■ **Your task**:
Leave the pictures out and transcribe every record exactly.

■ **Information given**:
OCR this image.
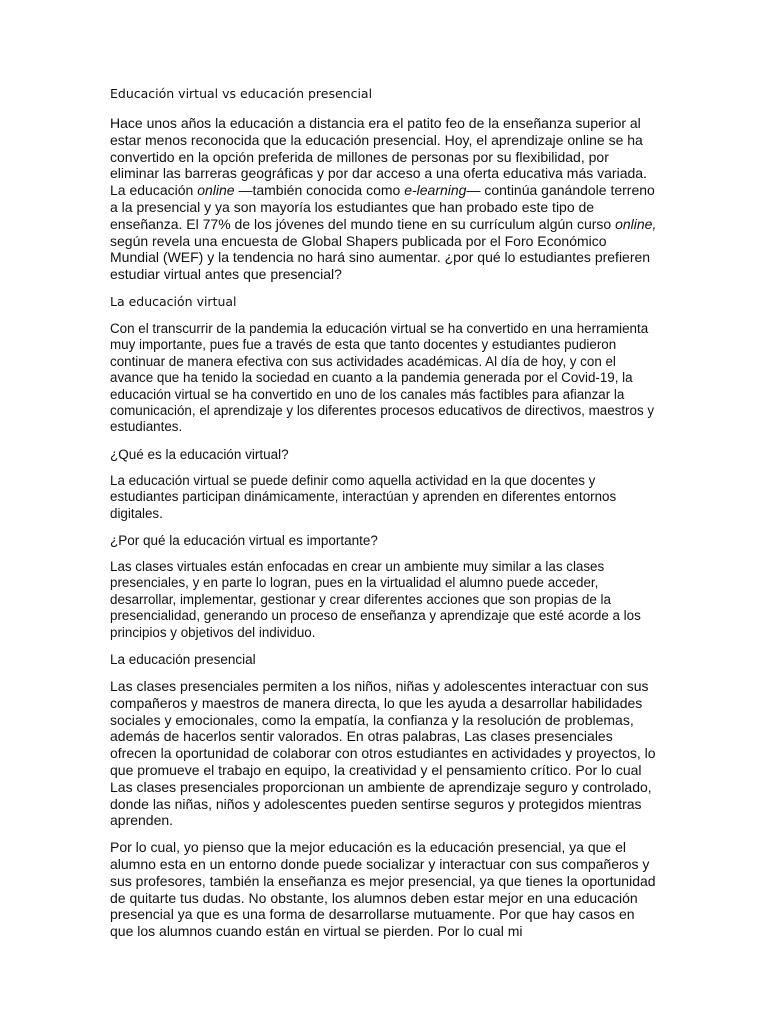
Educación virtual vs educación presencial

Hace unos años la educación a distancia era el patito feo de la enseñanza superior al estar menos reconocida que la educación presencial. Hoy, el aprendizaje online se ha convertido en la opción preferida de millones de personas por su flexibilidad, por eliminar las barreras geográficas y por dar acceso a una oferta educativa más variada. La educación online —también conocida como e-learning— continúa ganándole terreno a la presencial y ya son mayoría los estudiantes que han probado este tipo de enseñanza. El 77% de los jóvenes del mundo tiene en su currículum algún curso online, según revela una encuesta de Global Shapers publicada por el Foro Económico Mundial (WEF) y la tendencia no hará sino aumentar. ¿por qué lo estudiantes prefieren estudiar virtual antes que presencial?

La educación virtual

Con el transcurrir de la pandemia la educación virtual se ha convertido en una herramienta muy importante, pues fue a través de esta que tanto docentes y estudiantes pudieron continuar de manera efectiva con sus actividades académicas. Al día de hoy, y con el avance que ha tenido la sociedad en cuanto a la pandemia generada por el Covid-19, la educación virtual se ha convertido en uno de los canales más factibles para afianzar la comunicación, el aprendizaje y los diferentes procesos educativos de directivos, maestros y estudiantes.

¿Qué es la educación virtual?

La educación virtual se puede definir como aquella actividad en la que docentes y estudiantes participan dinámicamente, interactúan y aprenden en diferentes entornos digitales.

¿Por qué la educación virtual es importante?

Las clases virtuales están enfocadas en crear un ambiente muy similar a las clases presenciales, y en parte lo logran, pues en la virtualidad el alumno puede acceder, desarrollar, implementar, gestionar y crear diferentes acciones que son propias de la presencialidad, generando un proceso de enseñanza y aprendizaje que esté acorde a los principios y objetivos del individuo.

La educación presencial

Las clases presenciales permiten a los niños, niñas y adolescentes interactuar con sus compañeros y maestros de manera directa, lo que les ayuda a desarrollar habilidades sociales y emocionales, como la empatía, la confianza y la resolución de problemas, además de hacerlos sentir valorados. En otras palabras, Las clases presenciales ofrecen la oportunidad de colaborar con otros estudiantes en actividades y proyectos, lo que promueve el trabajo en equipo, la creatividad y el pensamiento crítico. Por lo cual Las clases presenciales proporcionan un ambiente de aprendizaje seguro y controlado, donde las niñas, niños y adolescentes pueden sentirse seguros y protegidos mientras aprenden.

Por lo cual, yo pienso que la mejor educación es la educación presencial, ya que el alumno esta en un entorno donde puede socializar y interactuar con sus compañeros y sus profesores, también la enseñanza es mejor presencial, ya que tienes la oportunidad de quitarte tus dudas. No obstante, los alumnos deben estar mejor en una educación presencial ya que es una forma de desarrollarse mutuamente. Por que hay casos en que los alumnos cuando están en virtual se pierden. Por lo cual mi
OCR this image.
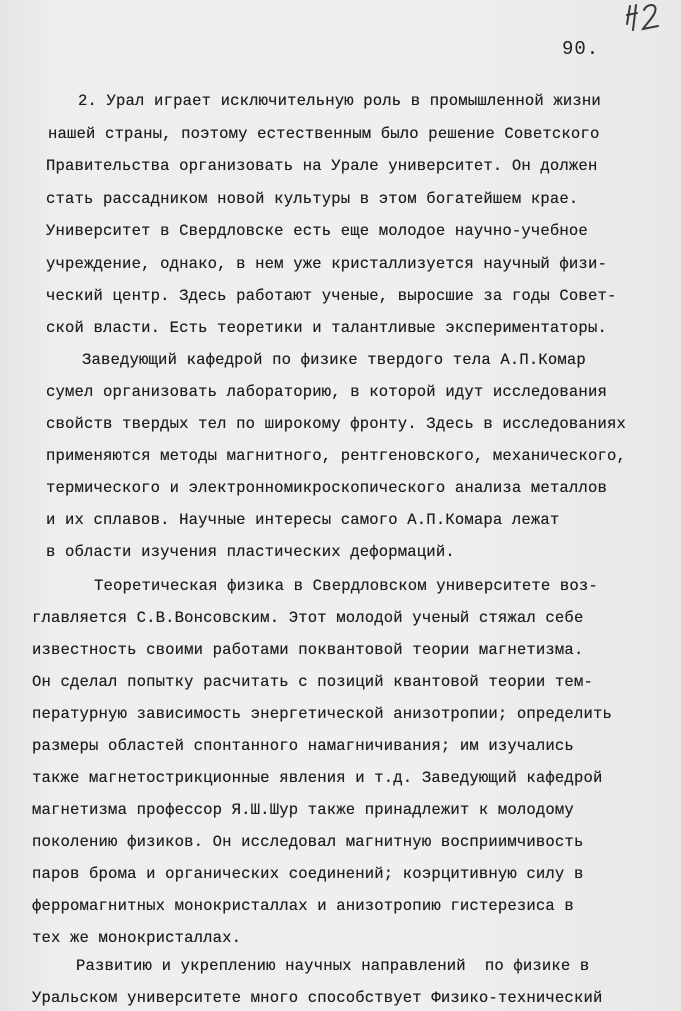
90.
2. Урал играет исключительную роль в промышленной жизни
нашей страны, поэтому естественным было решение Советского
Правительства организовать на Урале университет. Он должен
стать рассадником новой культуры в этом богатейшем крае.
Университет в Свердловске есть еще молодое научно-учебное
учреждение, однако, в нем уже кристаллизуется научный физи-
ческий центр. Здесь работают ученые, выросшие за годы Совет-
ской власти. Есть теоретики и талантливые экспериментаторы.
Заведующий кафедрой по физике твердого тела А.П.Комар
сумел организовать лабораторию, в которой идут исследования
свойств твердых тел по широкому фронту. Здесь в исследованиях
применяются методы магнитного, рентгеновского, механического,
термического и электронномикроскопического анализа металлов
и их сплавов. Научные интересы самого А.П.Комара лежат
в области изучения пластических деформаций.
Теоретическая физика в Свердловском университете воз-
главляется С.В.Вонсовским. Этот молодой ученый стяжал себе
известность своими работами поквантовой теории магнетизма.
Он сделал попытку расчитать с позиций квантовой теории тем-
пературную зависимость энергетической анизотропии; определить
размеры областей спонтанного намагничивания; им изучались
также магнетострикционные явления и т.д. Заведующий кафедрой
магнетизма профессор Я.Ш.Шур также принадлежит к молодому
поколению физиков. Он исследовал магнитную восприимчивость
паров брома и органических соединений; коэрцитивную силу в
ферромагнитных монокристаллах и анизотропию гистерезиса в
тех же монокристаллах.
Развитию и укреплению научных направлений  по физике в
Уральском университете много способствует Физико-технический
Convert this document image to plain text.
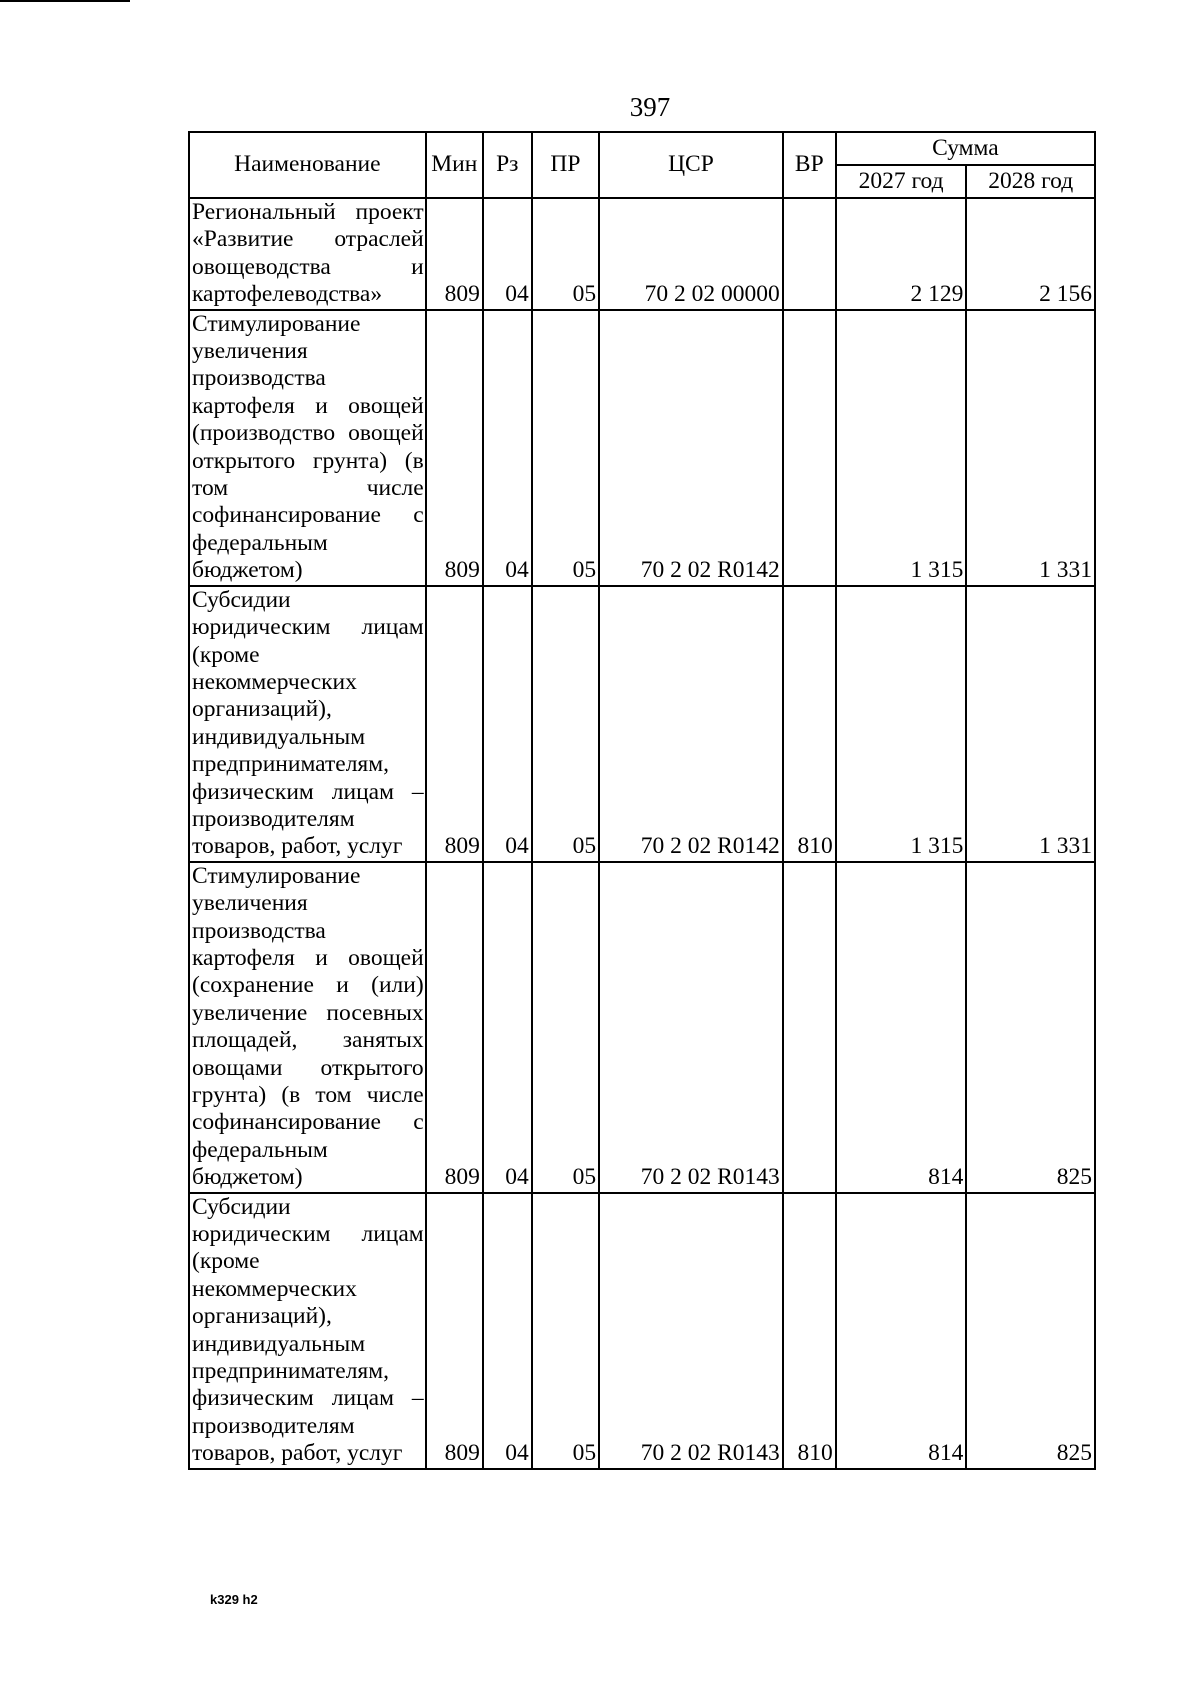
397
Наименование	Мин	Рз	ПР	ЦСР	ВР	Сумма	
						2027 год	2028 год
Региональный проект «Развитие отраслей овощеводства и картофелеводства»	809	04	05	70 2 02 00000		2 129	2 156
Стимулирование увеличения производства картофеля и овощей (производство овощей открытого грунта) (в том числе софинансирование с федеральным бюджетом)	809	04	05	70 2 02 R0142		1 315	1 331
Субсидии юридическим лицам (кроме некоммерческих организаций), индивидуальным предпринимателям, физическим лицам – производителям товаров, работ, услуг	809	04	05	70 2 02 R0142	810	1 315	1 331
Стимулирование увеличения производства картофеля и овощей (сохранение и (или) увеличение посевных площадей, занятых овощами открытого грунта) (в том числе софинансирование с федеральным бюджетом)	809	04	05	70 2 02 R0143		814	825
Субсидии юридическим лицам (кроме некоммерческих организаций), индивидуальным предпринимателям, физическим лицам – производителям товаров, работ, услуг	809	04	05	70 2 02 R0143	810	814	825
k329 h2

■ **Response to this task**:
OCR this image.
Educación virtual vs educación presencial

Hace unos años la educación a distancia era el patito feo de la enseñanza superior al estar menos reconocida que la educación presencial. Hoy, el aprendizaje online se ha convertido en la opción preferida de millones de personas por su flexibilidad, por eliminar las barreras geográficas y por dar acceso a una oferta educativa más variada. La educación online —también conocida como e-learning— continúa ganándole terreno a la presencial y ya son mayoría los estudiantes que han probado este tipo de enseñanza. El 77% de los jóvenes del mundo tiene en su currículum algún curso online, según revela una encuesta de Global Shapers publicada por el Foro Económico Mundial (WEF) y la tendencia no hará sino aumentar. ¿por qué lo estudiantes prefieren estudiar virtual antes que presencial?

La educación virtual

Con el transcurrir de la pandemia la educación virtual se ha convertido en una herramienta muy importante, pues fue a través de esta que tanto docentes y estudiantes pudieron continuar de manera efectiva con sus actividades académicas. Al día de hoy, y con el avance que ha tenido la sociedad en cuanto a la pandemia generada por el Covid-19, la educación virtual se ha convertido en uno de los canales más factibles para afianzar la comunicación, el aprendizaje y los diferentes procesos educativos de directivos, maestros y estudiantes.

¿Qué es la educación virtual?

La educación virtual se puede definir como aquella actividad en la que docentes y estudiantes participan dinámicamente, interactúan y aprenden en diferentes entornos digitales.

¿Por qué la educación virtual es importante?

Las clases virtuales están enfocadas en crear un ambiente muy similar a las clases presenciales, y en parte lo logran, pues en la virtualidad el alumno puede acceder, desarrollar, implementar, gestionar y crear diferentes acciones que son propias de la presencialidad, generando un proceso de enseñanza y aprendizaje que esté acorde a los principios y objetivos del individuo.

La educación presencial

Las clases presenciales permiten a los niños, niñas y adolescentes interactuar con sus compañeros y maestros de manera directa, lo que les ayuda a desarrollar habilidades sociales y emocionales, como la empatía, la confianza y la resolución de problemas, además de hacerlos sentir valorados. En otras palabras, Las clases presenciales ofrecen la oportunidad de colaborar con otros estudiantes en actividades y proyectos, lo que promueve el trabajo en equipo, la creatividad y el pensamiento crítico. Por lo cual Las clases presenciales proporcionan un ambiente de aprendizaje seguro y controlado, donde las niñas, niños y adolescentes pueden sentirse seguros y protegidos mientras aprenden.

Por lo cual, yo pienso que la mejor educación es la educación presencial, ya que el alumno esta en un entorno donde puede socializar y interactuar con sus compañeros y sus profesores, también la enseñanza es mejor presencial, ya que tienes la oportunidad de quitarte tus dudas. No obstante, los alumnos deben estar mejor en una educación presencial ya que es una forma de desarrollarse mutuamente. Por que hay casos en que los alumnos cuando están en virtual se pierden. Por lo cual mi
OCR this image.
90.
2. Урал играет исключительную роль в промышленной жизни
нашей страны, поэтому естественным было решение Советского
Правительства организовать на Урале университет. Он должен
стать рассадником новой культуры в этом богатейшем крае.
Университет в Свердловске есть еще молодое научно-учебное
учреждение, однако, в нем уже кристаллизуется научный физи-
ческий центр. Здесь работают ученые, выросшие за годы Совет-
ской власти. Есть теоретики и талантливые экспериментаторы.
Заведующий кафедрой по физике твердого тела А.П.Комар
сумел организовать лабораторию, в которой идут исследования
свойств твердых тел по широкому фронту. Здесь в исследованиях
применяются методы магнитного, рентгеновского, механического,
термического и электронномикроскопического анализа металлов
и их сплавов. Научные интересы самого А.П.Комара лежат
в области изучения пластических деформаций.
Теоретическая физика в Свердловском университете воз-
главляется С.В.Вонсовским. Этот молодой ученый стяжал себе
известность своими работами поквантовой теории магнетизма.
Он сделал попытку расчитать с позиций квантовой теории тем-
пературную зависимость энергетической анизотропии; определить
размеры областей спонтанного намагничивания; им изучались
также магнетострикционные явления и т.д. Заведующий кафедрой
магнетизма профессор Я.Ш.Шур также принадлежит к молодому
поколению физиков. Он исследовал магнитную восприимчивость
паров брома и органических соединений; коэрцитивную силу в
ферромагнитных монокристаллах и анизотропию гистерезиса в
тех же монокристаллах.
Развитию и укреплению научных направлений  по физике в
Уральском университете много способствует Физико-технический
Convert this document image to plain text.
397
Наименование	Мин	Рз	ПР	ЦСР	ВР	Сумма	
						2027 год	2028 год
Региональный проект «Развитие отраслей овощеводства и картофелеводства»	809	04	05	70 2 02 00000		2 129	2 156
Стимулирование увеличения производства картофеля и овощей (производство овощей открытого грунта) (в том числе софинансирование с федеральным бюджетом)	809	04	05	70 2 02 R0142		1 315	1 331
Субсидии юридическим лицам (кроме некоммерческих организаций), индивидуальным предпринимателям, физическим лицам – производителям товаров, работ, услуг	809	04	05	70 2 02 R0142	810	1 315	1 331
Стимулирование увеличения производства картофеля и овощей (сохранение и (или) увеличение посевных площадей, занятых овощами открытого грунта) (в том числе софинансирование с федеральным бюджетом)	809	04	05	70 2 02 R0143		814	825
Субсидии юридическим лицам (кроме некоммерческих организаций), индивидуальным предпринимателям, физическим лицам – производителям товаров, работ, услуг	809	04	05	70 2 02 R0143	810	814	825
k329 h2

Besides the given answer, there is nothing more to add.